[Stored entries]
________
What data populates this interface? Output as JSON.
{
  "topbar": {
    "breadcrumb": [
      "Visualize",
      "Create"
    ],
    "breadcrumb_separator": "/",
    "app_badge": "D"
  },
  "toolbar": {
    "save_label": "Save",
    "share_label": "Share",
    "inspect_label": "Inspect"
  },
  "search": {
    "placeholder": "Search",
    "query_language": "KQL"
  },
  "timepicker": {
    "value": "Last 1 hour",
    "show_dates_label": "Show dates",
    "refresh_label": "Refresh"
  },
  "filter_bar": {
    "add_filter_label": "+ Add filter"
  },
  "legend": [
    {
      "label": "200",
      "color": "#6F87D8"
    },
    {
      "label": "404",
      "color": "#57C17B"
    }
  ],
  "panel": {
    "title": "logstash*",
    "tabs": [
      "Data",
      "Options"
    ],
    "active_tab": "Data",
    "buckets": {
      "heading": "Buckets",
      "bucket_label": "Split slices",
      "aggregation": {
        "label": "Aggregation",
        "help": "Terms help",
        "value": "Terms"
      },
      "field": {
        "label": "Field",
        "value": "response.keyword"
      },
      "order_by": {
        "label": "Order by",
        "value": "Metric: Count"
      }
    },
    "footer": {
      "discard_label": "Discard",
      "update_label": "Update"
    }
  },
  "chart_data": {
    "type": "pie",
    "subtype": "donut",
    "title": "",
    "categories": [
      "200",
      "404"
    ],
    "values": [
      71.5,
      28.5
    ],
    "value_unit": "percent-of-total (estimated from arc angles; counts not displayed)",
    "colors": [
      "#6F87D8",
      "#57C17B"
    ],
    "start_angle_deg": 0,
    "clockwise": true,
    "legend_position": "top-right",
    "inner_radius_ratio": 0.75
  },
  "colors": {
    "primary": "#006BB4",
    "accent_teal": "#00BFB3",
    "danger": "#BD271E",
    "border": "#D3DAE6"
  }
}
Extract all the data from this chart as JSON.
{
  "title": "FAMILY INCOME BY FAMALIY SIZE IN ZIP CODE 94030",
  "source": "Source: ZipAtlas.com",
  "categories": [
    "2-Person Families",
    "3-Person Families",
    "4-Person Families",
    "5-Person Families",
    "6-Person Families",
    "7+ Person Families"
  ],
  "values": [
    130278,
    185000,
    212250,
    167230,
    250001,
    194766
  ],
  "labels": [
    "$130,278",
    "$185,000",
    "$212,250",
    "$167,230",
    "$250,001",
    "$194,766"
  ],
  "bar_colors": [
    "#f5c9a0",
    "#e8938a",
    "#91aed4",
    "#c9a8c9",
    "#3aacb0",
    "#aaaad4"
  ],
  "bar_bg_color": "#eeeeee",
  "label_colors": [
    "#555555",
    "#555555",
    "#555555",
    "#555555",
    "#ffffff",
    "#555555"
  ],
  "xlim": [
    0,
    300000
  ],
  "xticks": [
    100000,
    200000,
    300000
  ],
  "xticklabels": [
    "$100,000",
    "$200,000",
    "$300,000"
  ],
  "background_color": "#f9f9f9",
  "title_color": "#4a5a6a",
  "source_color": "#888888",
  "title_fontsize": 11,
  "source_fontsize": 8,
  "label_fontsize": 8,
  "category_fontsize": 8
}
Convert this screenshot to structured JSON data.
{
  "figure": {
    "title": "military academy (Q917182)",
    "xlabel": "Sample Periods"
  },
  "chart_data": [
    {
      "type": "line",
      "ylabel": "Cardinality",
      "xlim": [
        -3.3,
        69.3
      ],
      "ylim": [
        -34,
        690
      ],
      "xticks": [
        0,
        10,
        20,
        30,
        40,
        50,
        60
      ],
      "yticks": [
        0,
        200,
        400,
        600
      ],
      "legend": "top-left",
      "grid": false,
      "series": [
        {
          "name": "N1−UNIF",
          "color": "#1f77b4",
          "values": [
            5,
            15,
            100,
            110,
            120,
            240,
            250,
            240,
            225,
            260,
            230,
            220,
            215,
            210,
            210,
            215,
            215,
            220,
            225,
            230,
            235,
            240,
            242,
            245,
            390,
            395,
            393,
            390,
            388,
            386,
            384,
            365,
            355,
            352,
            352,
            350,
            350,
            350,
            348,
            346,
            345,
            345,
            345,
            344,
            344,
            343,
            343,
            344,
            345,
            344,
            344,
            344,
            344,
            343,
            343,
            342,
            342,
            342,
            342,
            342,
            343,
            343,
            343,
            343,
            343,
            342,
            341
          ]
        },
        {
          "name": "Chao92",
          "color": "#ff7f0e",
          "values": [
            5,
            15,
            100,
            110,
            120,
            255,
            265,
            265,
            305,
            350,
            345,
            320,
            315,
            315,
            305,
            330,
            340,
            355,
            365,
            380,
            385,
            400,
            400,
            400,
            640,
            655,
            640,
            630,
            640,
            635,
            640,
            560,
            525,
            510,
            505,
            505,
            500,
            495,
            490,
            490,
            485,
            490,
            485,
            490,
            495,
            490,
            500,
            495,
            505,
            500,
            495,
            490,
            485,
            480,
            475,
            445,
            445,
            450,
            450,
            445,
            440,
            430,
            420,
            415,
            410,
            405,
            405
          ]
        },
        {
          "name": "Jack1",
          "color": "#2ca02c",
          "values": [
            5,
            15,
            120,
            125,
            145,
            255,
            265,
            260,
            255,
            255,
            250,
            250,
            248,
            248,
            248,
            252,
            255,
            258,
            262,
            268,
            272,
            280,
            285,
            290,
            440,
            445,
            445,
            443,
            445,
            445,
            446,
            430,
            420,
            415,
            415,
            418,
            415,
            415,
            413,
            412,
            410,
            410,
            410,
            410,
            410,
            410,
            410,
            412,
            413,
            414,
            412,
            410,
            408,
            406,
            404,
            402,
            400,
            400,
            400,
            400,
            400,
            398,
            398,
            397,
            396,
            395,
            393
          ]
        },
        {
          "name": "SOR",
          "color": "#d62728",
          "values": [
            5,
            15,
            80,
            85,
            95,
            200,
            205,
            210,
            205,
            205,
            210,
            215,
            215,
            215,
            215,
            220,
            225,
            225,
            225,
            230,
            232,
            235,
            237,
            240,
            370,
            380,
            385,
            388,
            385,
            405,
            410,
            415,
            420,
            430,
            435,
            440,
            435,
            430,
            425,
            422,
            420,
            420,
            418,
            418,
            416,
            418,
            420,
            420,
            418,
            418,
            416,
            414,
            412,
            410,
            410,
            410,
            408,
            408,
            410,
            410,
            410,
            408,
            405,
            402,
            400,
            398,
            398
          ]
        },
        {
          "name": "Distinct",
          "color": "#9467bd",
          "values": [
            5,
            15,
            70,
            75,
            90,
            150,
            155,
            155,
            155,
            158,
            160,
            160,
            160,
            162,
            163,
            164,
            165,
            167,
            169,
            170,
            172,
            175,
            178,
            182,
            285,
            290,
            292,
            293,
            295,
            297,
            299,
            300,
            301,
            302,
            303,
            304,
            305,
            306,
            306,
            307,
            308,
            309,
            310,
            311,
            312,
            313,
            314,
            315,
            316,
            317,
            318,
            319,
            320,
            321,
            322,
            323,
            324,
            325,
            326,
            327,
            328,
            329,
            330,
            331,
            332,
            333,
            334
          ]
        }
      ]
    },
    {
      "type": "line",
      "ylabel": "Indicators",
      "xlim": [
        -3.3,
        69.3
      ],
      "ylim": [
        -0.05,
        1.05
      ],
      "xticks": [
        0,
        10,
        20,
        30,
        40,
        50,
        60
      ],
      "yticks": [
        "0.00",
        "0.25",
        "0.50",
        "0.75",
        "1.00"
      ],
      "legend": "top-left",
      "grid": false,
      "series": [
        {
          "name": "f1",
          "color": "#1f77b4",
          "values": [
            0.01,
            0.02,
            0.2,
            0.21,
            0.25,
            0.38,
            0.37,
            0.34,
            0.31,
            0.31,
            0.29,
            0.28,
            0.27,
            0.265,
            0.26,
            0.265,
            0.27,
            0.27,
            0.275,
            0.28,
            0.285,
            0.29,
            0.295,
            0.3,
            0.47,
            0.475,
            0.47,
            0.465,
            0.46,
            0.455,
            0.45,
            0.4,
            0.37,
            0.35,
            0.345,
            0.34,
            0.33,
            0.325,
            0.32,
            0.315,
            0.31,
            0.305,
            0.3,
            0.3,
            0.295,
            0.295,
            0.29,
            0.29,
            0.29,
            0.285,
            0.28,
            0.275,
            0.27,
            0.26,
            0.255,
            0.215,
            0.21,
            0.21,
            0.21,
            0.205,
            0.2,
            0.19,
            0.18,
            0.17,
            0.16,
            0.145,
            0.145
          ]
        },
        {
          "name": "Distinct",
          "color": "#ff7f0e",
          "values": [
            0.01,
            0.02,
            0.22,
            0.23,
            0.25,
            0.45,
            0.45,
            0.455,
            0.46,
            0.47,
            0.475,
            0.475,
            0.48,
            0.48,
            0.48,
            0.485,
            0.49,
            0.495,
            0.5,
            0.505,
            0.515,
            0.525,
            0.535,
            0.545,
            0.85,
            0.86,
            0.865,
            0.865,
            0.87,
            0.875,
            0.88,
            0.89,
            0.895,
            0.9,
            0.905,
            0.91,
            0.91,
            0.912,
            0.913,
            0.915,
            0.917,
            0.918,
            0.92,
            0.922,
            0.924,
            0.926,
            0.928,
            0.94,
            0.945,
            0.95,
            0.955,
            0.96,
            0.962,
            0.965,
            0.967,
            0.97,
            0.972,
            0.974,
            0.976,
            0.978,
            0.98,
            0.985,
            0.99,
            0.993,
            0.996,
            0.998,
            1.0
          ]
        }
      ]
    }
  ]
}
________
→ **WORK TO DO**
Pull out all lines from the entries above in which the word "this" appears.

→ **RESULT OF THE EXERCISE**
What data populates this interface? Output as JSON.
Extract all the data from this chart as JSON.
Convert this screenshot to structured JSON data.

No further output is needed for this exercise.